Exercise input
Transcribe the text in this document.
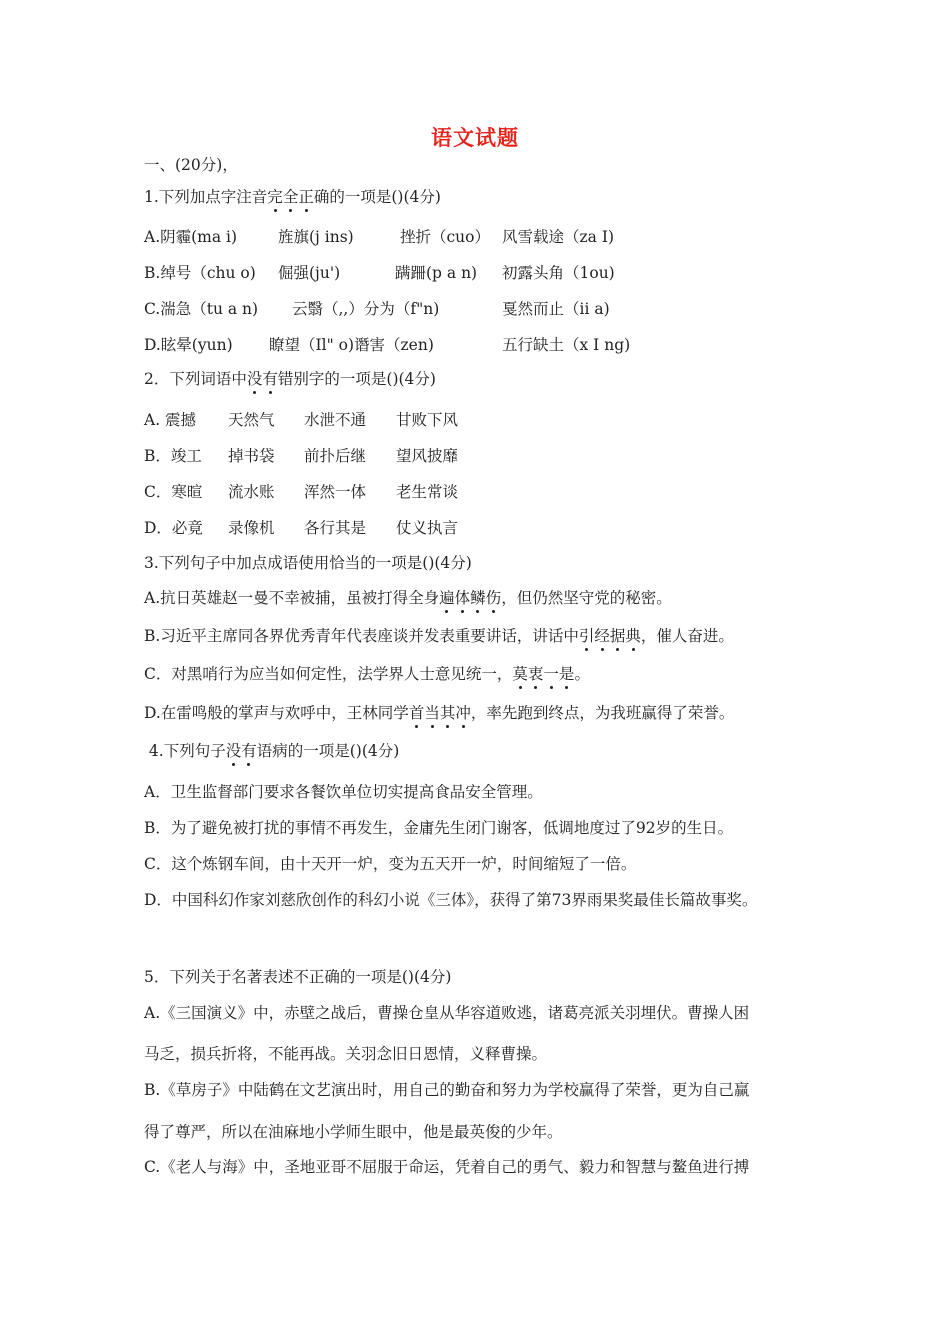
语文试题
一、(20分)，
1.下列加点字注音完全正确的一项是()(4分)
A.阴霾(ma i)	旌旗(j ins)	挫折（cuo） 风雪载途（za I)
B.绰号（chu o) 倔强(ju')	蹒跚(p a n) 初露头角（1ou)
C.湍急（tu a n) 云翳（,,）分为（f"n)	戛然而止（ii a)
D.眩晕(yun) 瞭望（Il" o)谮害（zen)	五行缺土（x I ng)
2．下列词语中没有错别字的一项是()(4分)
A. 震撼 天然气 水泄不通 甘败下风
B．竣工 掉书袋 前扑后继 望风披靡
C．寒暄 流水账 浑然一体 老生常谈
D．必竟 录像机 各行其是 仗义执言
3.下列句子中加点成语使用恰当的一项是()(4分)
A.抗日英雄赵一曼不幸被捕，虽被打得全身遍体鳞伤，但仍然坚守党的秘密。
B.习近平主席同各界优秀青年代表座谈并发表重要讲话，讲话中引经据典，催人奋进。
C．对黑哨行为应当如何定性，法学界人士意见统一，莫衷一是。
D.在雷鸣般的掌声与欢呼中，王林同学首当其冲，率先跑到终点，为我班赢得了荣誉。
4.下列句子没有语病的一项是()(4分)
A．卫生监督部门要求各餐饮单位切实提高食品安全管理。
B．为了避免被打扰的事情不再发生，金庸先生闭门谢客，低调地度过了92岁的生日。
C．这个炼钢车间，由十天开一炉，变为五天开一炉，时间缩短了一倍。
D．中国科幻作家刘慈欣创作的科幻小说《三体》，获得了第73界雨果奖最佳长篇故事奖。
5．下列关于名著表述不正确的一项是()(4分)
A.《三国演义》中，赤壁之战后，曹操仓皇从华容道败逃，诸葛亮派关羽埋伏。曹操人困
马乏，损兵折将，不能再战。关羽念旧日恩情，义释曹操。
B.《草房子》中陆鹤在文艺演出时，用自己的勤奋和努力为学校赢得了荣誉，更为自己赢
得了尊严，所以在油麻地小学师生眼中，他是最英俊的少年。
C.《老人与海》中，圣地亚哥不屈服于命运，凭着自己的勇气、毅力和智慧与鳌鱼进行搏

Exercise
Retype all the records shown above, character for character. Omit every picture.

Written answer
Transcribe the text in this document.
语文试题
一、(20分)，
1.下列加点字注音完全正确的一项是()(4分)
A.阴霾(ma i)	旌旗(j ins)	挫折（cuo） 风雪载途（za I)
B.绰号（chu o) 倔强(ju')	蹒跚(p a n) 初露头角（1ou)
C.湍急（tu a n) 云翳（,,）分为（f"n)	戛然而止（ii a)
D.眩晕(yun) 瞭望（Il" o)谮害（zen)	五行缺土（x I ng)
2．下列词语中没有错别字的一项是()(4分)
A. 震撼 天然气 水泄不通 甘败下风
B．竣工 掉书袋 前扑后继 望风披靡
C．寒暄 流水账 浑然一体 老生常谈
D．必竟 录像机 各行其是 仗义执言
3.下列句子中加点成语使用恰当的一项是()(4分)
A.抗日英雄赵一曼不幸被捕，虽被打得全身遍体鳞伤，但仍然坚守党的秘密。
B.习近平主席同各界优秀青年代表座谈并发表重要讲话，讲话中引经据典，催人奋进。
C．对黑哨行为应当如何定性，法学界人士意见统一，莫衷一是。
D.在雷鸣般的掌声与欢呼中，王林同学首当其冲，率先跑到终点，为我班赢得了荣誉。
4.下列句子没有语病的一项是()(4分)
A．卫生监督部门要求各餐饮单位切实提高食品安全管理。
B．为了避免被打扰的事情不再发生，金庸先生闭门谢客，低调地度过了92岁的生日。
C．这个炼钢车间，由十天开一炉，变为五天开一炉，时间缩短了一倍。
D．中国科幻作家刘慈欣创作的科幻小说《三体》，获得了第73界雨果奖最佳长篇故事奖。
5．下列关于名著表述不正确的一项是()(4分)
A.《三国演义》中，赤壁之战后，曹操仓皇从华容道败逃，诸葛亮派关羽埋伏。曹操人困
马乏，损兵折将，不能再战。关羽念旧日恩情，义释曹操。
B.《草房子》中陆鹤在文艺演出时，用自己的勤奋和努力为学校赢得了荣誉，更为自己赢
得了尊严，所以在油麻地小学师生眼中，他是最英俊的少年。
C.《老人与海》中，圣地亚哥不屈服于命运，凭着自己的勇气、毅力和智慧与鳌鱼进行搏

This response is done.